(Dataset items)
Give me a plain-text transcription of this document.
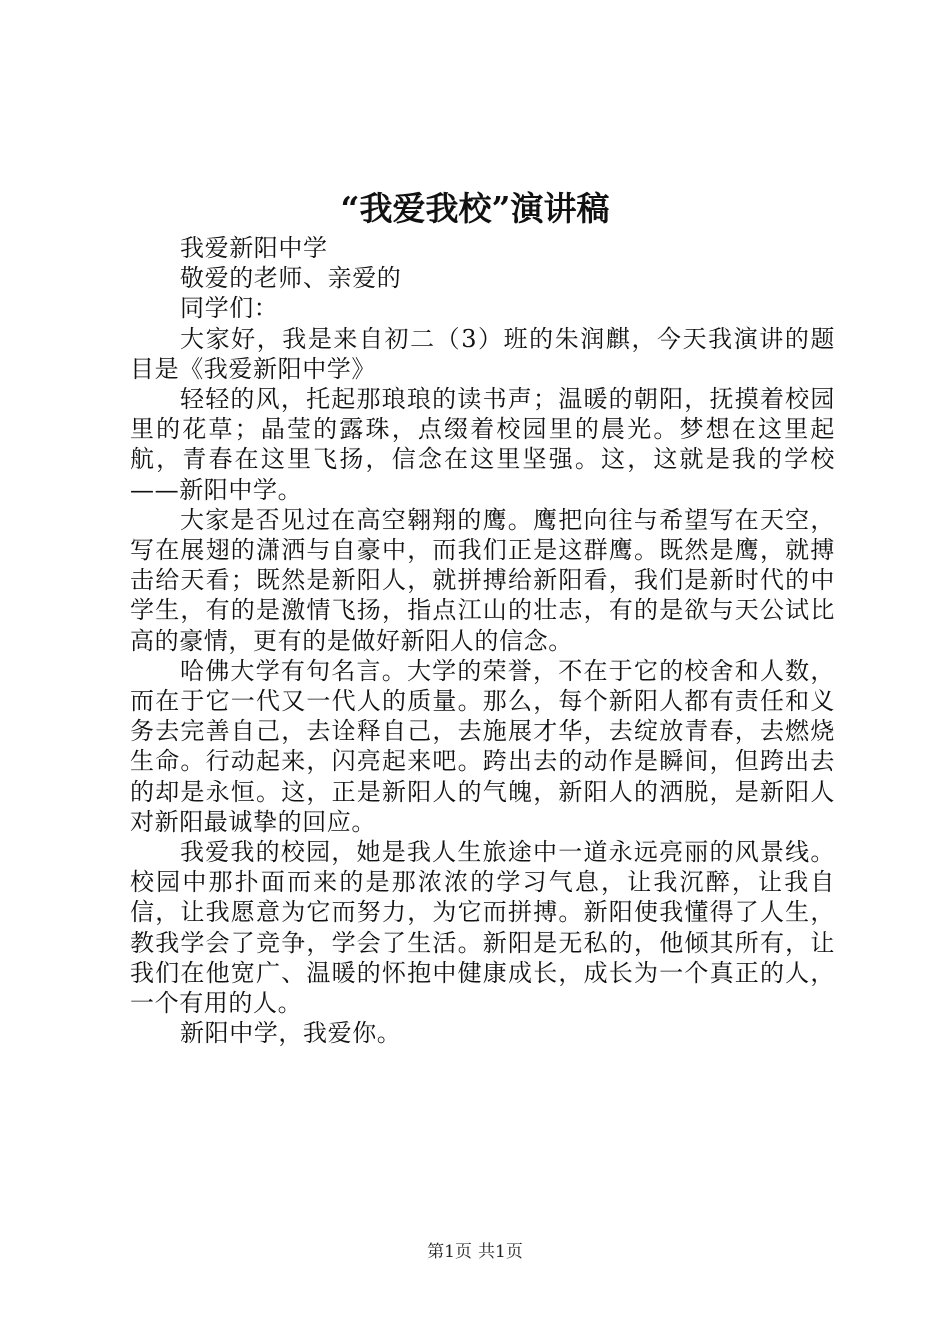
“我爱我校”演讲稿

我爱新阳中学

敬爱的老师、亲爱的

同学们：

大家好，我是来自初二（3）班的朱润麒，今天我演讲的题目是《我爱新阳中学》

轻轻的风，托起那琅琅的读书声；温暖的朝阳，抚摸着校园里的花草；晶莹的露珠，点缀着校园里的晨光。梦想在这里起航，青春在这里飞扬，信念在这里坚强。这，这就是我的学校——新阳中学。

大家是否见过在高空翱翔的鹰。鹰把向往与希望写在天空，写在展翅的潇洒与自豪中，而我们正是这群鹰。既然是鹰，就搏击给天看；既然是新阳人，就拼搏给新阳看，我们是新时代的中学生，有的是激情飞扬，指点江山的壮志，有的是欲与天公试比高的豪情，更有的是做好新阳人的信念。

哈佛大学有句名言。大学的荣誉，不在于它的校舍和人数，而在于它一代又一代人的质量。那么，每个新阳人都有责任和义务去完善自己，去诠释自己，去施展才华，去绽放青春，去燃烧生命。行动起来，闪亮起来吧。跨出去的动作是瞬间，但跨出去的却是永恒。这，正是新阳人的气魄，新阳人的洒脱，是新阳人对新阳最诚挚的回应。

我爱我的校园，她是我人生旅途中一道永远亮丽的风景线。校园中那扑面而来的是那浓浓的学习气息，让我沉醉，让我自信，让我愿意为它而努力，为它而拼搏。新阳使我懂得了人生，教我学会了竞争，学会了生活。新阳是无私的，他倾其所有，让我们在他宽广、温暖的怀抱中健康成长，成长为一个真正的人，一个有用的人。

新阳中学，我爱你。

第1页 共1页
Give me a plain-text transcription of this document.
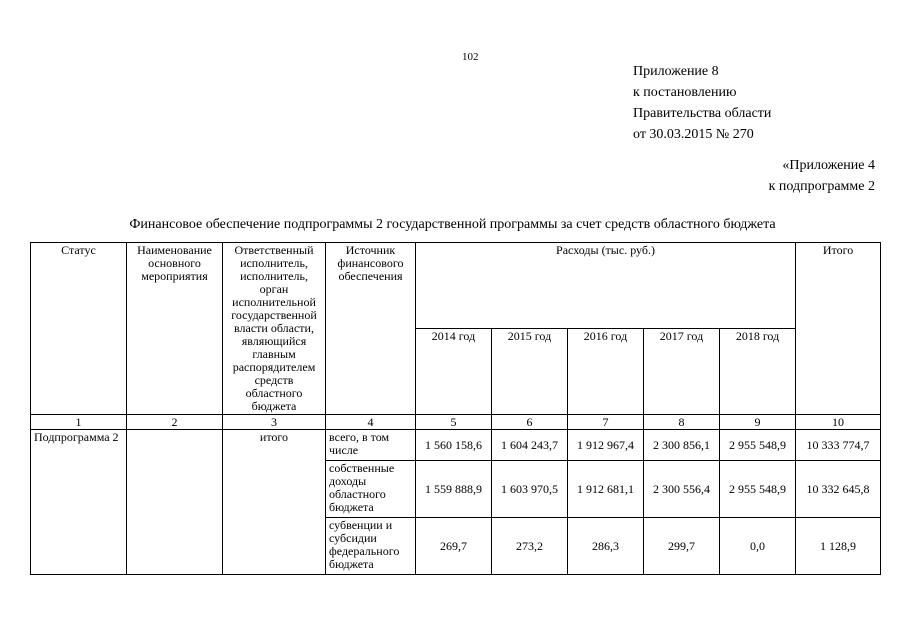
102
Приложение 8
к постановлению
Правительства области
от 30.03.2015 № 270
«Приложение 4
к подпрограмме 2
Финансовое обеспечение подпрограммы 2 государственной программы за счет средств областного бюджета
Статус	Наименование основного мероприятия	Ответственный исполнитель, исполнитель, орган исполнительной государственной власти области, являющийся главным распорядителем средств областного бюджета	Источник финансового обеспечения	Расходы (тыс. руб.)					Итого
				2014 год	2015 год	2016 год	2017 год	2018 год	
1	2	3	4	5	6	7	8	9	10
Подпрограмма 2		итого	всего, в том числе	1 560 158,6	1 604 243,7	1 912 967,4	2 300 856,1	2 955 548,9	10 333 774,7
			собственные доходы областного бюджета	1 559 888,9	1 603 970,5	1 912 681,1	2 300 556,4	2 955 548,9	10 332 645,8
			субвенции и субсидии федерального бюджета	269,7	273,2	286,3	299,7	0,0	1 128,9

* Aim *
Without including any picture, retype the entries exactly.

* The answer *
Give me a plain-text transcription of this document.
“我爱我校”演讲稿

我爱新阳中学

敬爱的老师、亲爱的

同学们：

大家好，我是来自初二（3）班的朱润麒，今天我演讲的题目是《我爱新阳中学》

轻轻的风，托起那琅琅的读书声；温暖的朝阳，抚摸着校园里的花草；晶莹的露珠，点缀着校园里的晨光。梦想在这里起航，青春在这里飞扬，信念在这里坚强。这，这就是我的学校——新阳中学。

大家是否见过在高空翱翔的鹰。鹰把向往与希望写在天空，写在展翅的潇洒与自豪中，而我们正是这群鹰。既然是鹰，就搏击给天看；既然是新阳人，就拼搏给新阳看，我们是新时代的中学生，有的是激情飞扬，指点江山的壮志，有的是欲与天公试比高的豪情，更有的是做好新阳人的信念。

哈佛大学有句名言。大学的荣誉，不在于它的校舍和人数，而在于它一代又一代人的质量。那么，每个新阳人都有责任和义务去完善自己，去诠释自己，去施展才华，去绽放青春，去燃烧生命。行动起来，闪亮起来吧。跨出去的动作是瞬间，但跨出去的却是永恒。这，正是新阳人的气魄，新阳人的洒脱，是新阳人对新阳最诚挚的回应。

我爱我的校园，她是我人生旅途中一道永远亮丽的风景线。校园中那扑面而来的是那浓浓的学习气息，让我沉醉，让我自信，让我愿意为它而努力，为它而拼搏。新阳使我懂得了人生，教我学会了竞争，学会了生活。新阳是无私的，他倾其所有，让我们在他宽广、温暖的怀抱中健康成长，成长为一个真正的人，一个有用的人。

新阳中学，我爱你。

第1页 共1页
Give me a plain-text transcription of this document.
102
Приложение 8
к постановлению
Правительства области
от 30.03.2015 № 270
«Приложение 4
к подпрограмме 2
Финансовое обеспечение подпрограммы 2 государственной программы за счет средств областного бюджета
Статус	Наименование основного мероприятия	Ответственный исполнитель, исполнитель, орган исполнительной государственной власти области, являющийся главным распорядителем средств областного бюджета	Источник финансового обеспечения	Расходы (тыс. руб.)					Итого
				2014 год	2015 год	2016 год	2017 год	2018 год	
1	2	3	4	5	6	7	8	9	10
Подпрограмма 2		итого	всего, в том числе	1 560 158,6	1 604 243,7	1 912 967,4	2 300 856,1	2 955 548,9	10 333 774,7
			собственные доходы областного бюджета	1 559 888,9	1 603 970,5	1 912 681,1	2 300 556,4	2 955 548,9	10 332 645,8
			субвенции и субсидии федерального бюджета	269,7	273,2	286,3	299,7	0,0	1 128,9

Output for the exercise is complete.